* Begin Source data *

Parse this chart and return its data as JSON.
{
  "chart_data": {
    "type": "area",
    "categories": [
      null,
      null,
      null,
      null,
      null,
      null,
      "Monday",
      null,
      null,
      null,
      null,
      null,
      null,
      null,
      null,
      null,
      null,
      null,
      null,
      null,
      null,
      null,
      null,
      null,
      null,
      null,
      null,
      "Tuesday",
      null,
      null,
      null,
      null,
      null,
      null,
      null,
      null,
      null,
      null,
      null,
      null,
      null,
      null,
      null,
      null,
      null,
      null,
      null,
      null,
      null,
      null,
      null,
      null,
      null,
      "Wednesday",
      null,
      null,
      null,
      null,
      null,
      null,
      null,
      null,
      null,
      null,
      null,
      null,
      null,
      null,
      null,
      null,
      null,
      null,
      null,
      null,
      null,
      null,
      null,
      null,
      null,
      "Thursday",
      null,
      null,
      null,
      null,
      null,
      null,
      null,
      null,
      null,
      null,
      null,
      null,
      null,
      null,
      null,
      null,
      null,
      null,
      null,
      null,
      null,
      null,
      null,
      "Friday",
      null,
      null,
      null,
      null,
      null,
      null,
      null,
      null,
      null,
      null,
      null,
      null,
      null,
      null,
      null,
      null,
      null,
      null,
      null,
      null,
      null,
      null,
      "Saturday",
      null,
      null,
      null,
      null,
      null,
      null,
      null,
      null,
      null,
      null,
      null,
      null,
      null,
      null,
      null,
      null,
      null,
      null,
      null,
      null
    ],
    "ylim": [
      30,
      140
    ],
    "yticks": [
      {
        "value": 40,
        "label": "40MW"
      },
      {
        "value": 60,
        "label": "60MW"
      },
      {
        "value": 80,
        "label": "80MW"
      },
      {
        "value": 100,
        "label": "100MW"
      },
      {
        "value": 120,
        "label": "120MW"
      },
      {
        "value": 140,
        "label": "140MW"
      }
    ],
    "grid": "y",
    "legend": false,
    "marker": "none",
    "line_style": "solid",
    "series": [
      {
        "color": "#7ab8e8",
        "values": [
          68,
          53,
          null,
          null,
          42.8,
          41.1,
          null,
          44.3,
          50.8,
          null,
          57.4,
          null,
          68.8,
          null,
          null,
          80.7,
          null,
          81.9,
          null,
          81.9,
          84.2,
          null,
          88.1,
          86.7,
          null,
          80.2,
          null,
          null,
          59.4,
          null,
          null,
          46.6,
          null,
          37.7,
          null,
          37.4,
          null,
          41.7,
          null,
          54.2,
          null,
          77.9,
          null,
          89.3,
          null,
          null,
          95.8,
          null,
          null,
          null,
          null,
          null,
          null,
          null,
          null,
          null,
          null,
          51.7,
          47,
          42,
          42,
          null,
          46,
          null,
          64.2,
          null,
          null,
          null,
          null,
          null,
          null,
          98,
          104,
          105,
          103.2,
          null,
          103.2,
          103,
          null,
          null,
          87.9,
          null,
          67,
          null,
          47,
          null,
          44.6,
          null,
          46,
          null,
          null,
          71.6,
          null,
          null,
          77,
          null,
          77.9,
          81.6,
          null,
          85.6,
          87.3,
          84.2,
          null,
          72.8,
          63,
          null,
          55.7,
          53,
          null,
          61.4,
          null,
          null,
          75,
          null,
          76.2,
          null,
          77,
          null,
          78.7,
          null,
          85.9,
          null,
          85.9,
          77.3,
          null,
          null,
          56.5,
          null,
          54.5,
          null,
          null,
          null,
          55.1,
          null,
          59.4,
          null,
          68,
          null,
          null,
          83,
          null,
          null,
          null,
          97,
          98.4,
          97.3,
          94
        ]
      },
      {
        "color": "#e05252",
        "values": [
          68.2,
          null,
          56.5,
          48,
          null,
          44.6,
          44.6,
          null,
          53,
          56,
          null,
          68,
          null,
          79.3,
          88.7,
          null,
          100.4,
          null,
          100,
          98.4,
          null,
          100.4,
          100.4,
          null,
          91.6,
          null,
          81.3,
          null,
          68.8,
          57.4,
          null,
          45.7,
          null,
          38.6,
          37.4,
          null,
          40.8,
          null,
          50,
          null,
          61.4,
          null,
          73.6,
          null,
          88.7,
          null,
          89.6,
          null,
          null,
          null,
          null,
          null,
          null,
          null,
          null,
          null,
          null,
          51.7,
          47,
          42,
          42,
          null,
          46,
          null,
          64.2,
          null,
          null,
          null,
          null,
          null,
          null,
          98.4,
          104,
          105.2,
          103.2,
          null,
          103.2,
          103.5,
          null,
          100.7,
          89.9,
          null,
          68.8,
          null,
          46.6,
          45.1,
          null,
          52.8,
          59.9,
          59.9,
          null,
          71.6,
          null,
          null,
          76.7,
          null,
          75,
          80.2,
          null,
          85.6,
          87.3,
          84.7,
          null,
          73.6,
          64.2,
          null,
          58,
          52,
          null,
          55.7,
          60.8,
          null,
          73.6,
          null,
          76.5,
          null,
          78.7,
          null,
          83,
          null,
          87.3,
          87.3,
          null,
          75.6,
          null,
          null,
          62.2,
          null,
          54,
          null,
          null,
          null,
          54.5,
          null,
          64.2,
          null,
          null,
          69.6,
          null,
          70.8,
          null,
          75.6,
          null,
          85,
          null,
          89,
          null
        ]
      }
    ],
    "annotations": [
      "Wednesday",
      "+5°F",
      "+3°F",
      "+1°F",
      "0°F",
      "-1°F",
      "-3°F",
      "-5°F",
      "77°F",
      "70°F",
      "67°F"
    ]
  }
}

* End Source data *

_Task instructions_.
In full and verbatim, repeat the records given above.

_Answer for the task_.
Parse this chart and return its data as JSON.
{
  "chart_data": {
    "type": "area",
    "categories": [
      null,
      null,
      null,
      null,
      null,
      null,
      "Monday",
      null,
      null,
      null,
      null,
      null,
      null,
      null,
      null,
      null,
      null,
      null,
      null,
      null,
      null,
      null,
      null,
      null,
      null,
      null,
      null,
      "Tuesday",
      null,
      null,
      null,
      null,
      null,
      null,
      null,
      null,
      null,
      null,
      null,
      null,
      null,
      null,
      null,
      null,
      null,
      null,
      null,
      null,
      null,
      null,
      null,
      null,
      null,
      "Wednesday",
      null,
      null,
      null,
      null,
      null,
      null,
      null,
      null,
      null,
      null,
      null,
      null,
      null,
      null,
      null,
      null,
      null,
      null,
      null,
      null,
      null,
      null,
      null,
      null,
      null,
      "Thursday",
      null,
      null,
      null,
      null,
      null,
      null,
      null,
      null,
      null,
      null,
      null,
      null,
      null,
      null,
      null,
      null,
      null,
      null,
      null,
      null,
      null,
      null,
      null,
      "Friday",
      null,
      null,
      null,
      null,
      null,
      null,
      null,
      null,
      null,
      null,
      null,
      null,
      null,
      null,
      null,
      null,
      null,
      null,
      null,
      null,
      null,
      null,
      "Saturday",
      null,
      null,
      null,
      null,
      null,
      null,
      null,
      null,
      null,
      null,
      null,
      null,
      null,
      null,
      null,
      null,
      null,
      null,
      null,
      null
    ],
    "ylim": [
      30,
      140
    ],
    "yticks": [
      {
        "value": 40,
        "label": "40MW"
      },
      {
        "value": 60,
        "label": "60MW"
      },
      {
        "value": 80,
        "label": "80MW"
      },
      {
        "value": 100,
        "label": "100MW"
      },
      {
        "value": 120,
        "label": "120MW"
      },
      {
        "value": 140,
        "label": "140MW"
      }
    ],
    "grid": "y",
    "legend": false,
    "marker": "none",
    "line_style": "solid",
    "series": [
      {
        "color": "#7ab8e8",
        "values": [
          68,
          53,
          null,
          null,
          42.8,
          41.1,
          null,
          44.3,
          50.8,
          null,
          57.4,
          null,
          68.8,
          null,
          null,
          80.7,
          null,
          81.9,
          null,
          81.9,
          84.2,
          null,
          88.1,
          86.7,
          null,
          80.2,
          null,
          null,
          59.4,
          null,
          null,
          46.6,
          null,
          37.7,
          null,
          37.4,
          null,
          41.7,
          null,
          54.2,
          null,
          77.9,
          null,
          89.3,
          null,
          null,
          95.8,
          null,
          null,
          null,
          null,
          null,
          null,
          null,
          null,
          null,
          null,
          51.7,
          47,
          42,
          42,
          null,
          46,
          null,
          64.2,
          null,
          null,
          null,
          null,
          null,
          null,
          98,
          104,
          105,
          103.2,
          null,
          103.2,
          103,
          null,
          null,
          87.9,
          null,
          67,
          null,
          47,
          null,
          44.6,
          null,
          46,
          null,
          null,
          71.6,
          null,
          null,
          77,
          null,
          77.9,
          81.6,
          null,
          85.6,
          87.3,
          84.2,
          null,
          72.8,
          63,
          null,
          55.7,
          53,
          null,
          61.4,
          null,
          null,
          75,
          null,
          76.2,
          null,
          77,
          null,
          78.7,
          null,
          85.9,
          null,
          85.9,
          77.3,
          null,
          null,
          56.5,
          null,
          54.5,
          null,
          null,
          null,
          55.1,
          null,
          59.4,
          null,
          68,
          null,
          null,
          83,
          null,
          null,
          null,
          97,
          98.4,
          97.3,
          94
        ]
      },
      {
        "color": "#e05252",
        "values": [
          68.2,
          null,
          56.5,
          48,
          null,
          44.6,
          44.6,
          null,
          53,
          56,
          null,
          68,
          null,
          79.3,
          88.7,
          null,
          100.4,
          null,
          100,
          98.4,
          null,
          100.4,
          100.4,
          null,
          91.6,
          null,
          81.3,
          null,
          68.8,
          57.4,
          null,
          45.7,
          null,
          38.6,
          37.4,
          null,
          40.8,
          null,
          50,
          null,
          61.4,
          null,
          73.6,
          null,
          88.7,
          null,
          89.6,
          null,
          null,
          null,
          null,
          null,
          null,
          null,
          null,
          null,
          null,
          51.7,
          47,
          42,
          42,
          null,
          46,
          null,
          64.2,
          null,
          null,
          null,
          null,
          null,
          null,
          98.4,
          104,
          105.2,
          103.2,
          null,
          103.2,
          103.5,
          null,
          100.7,
          89.9,
          null,
          68.8,
          null,
          46.6,
          45.1,
          null,
          52.8,
          59.9,
          59.9,
          null,
          71.6,
          null,
          null,
          76.7,
          null,
          75,
          80.2,
          null,
          85.6,
          87.3,
          84.7,
          null,
          73.6,
          64.2,
          null,
          58,
          52,
          null,
          55.7,
          60.8,
          null,
          73.6,
          null,
          76.5,
          null,
          78.7,
          null,
          83,
          null,
          87.3,
          87.3,
          null,
          75.6,
          null,
          null,
          62.2,
          null,
          54,
          null,
          null,
          null,
          54.5,
          null,
          64.2,
          null,
          null,
          69.6,
          null,
          70.8,
          null,
          75.6,
          null,
          85,
          null,
          89,
          null
        ]
      }
    ],
    "annotations": [
      "Wednesday",
      "+5°F",
      "+3°F",
      "+1°F",
      "0°F",
      "-1°F",
      "-3°F",
      "-5°F",
      "77°F",
      "70°F",
      "67°F"
    ]
  }
}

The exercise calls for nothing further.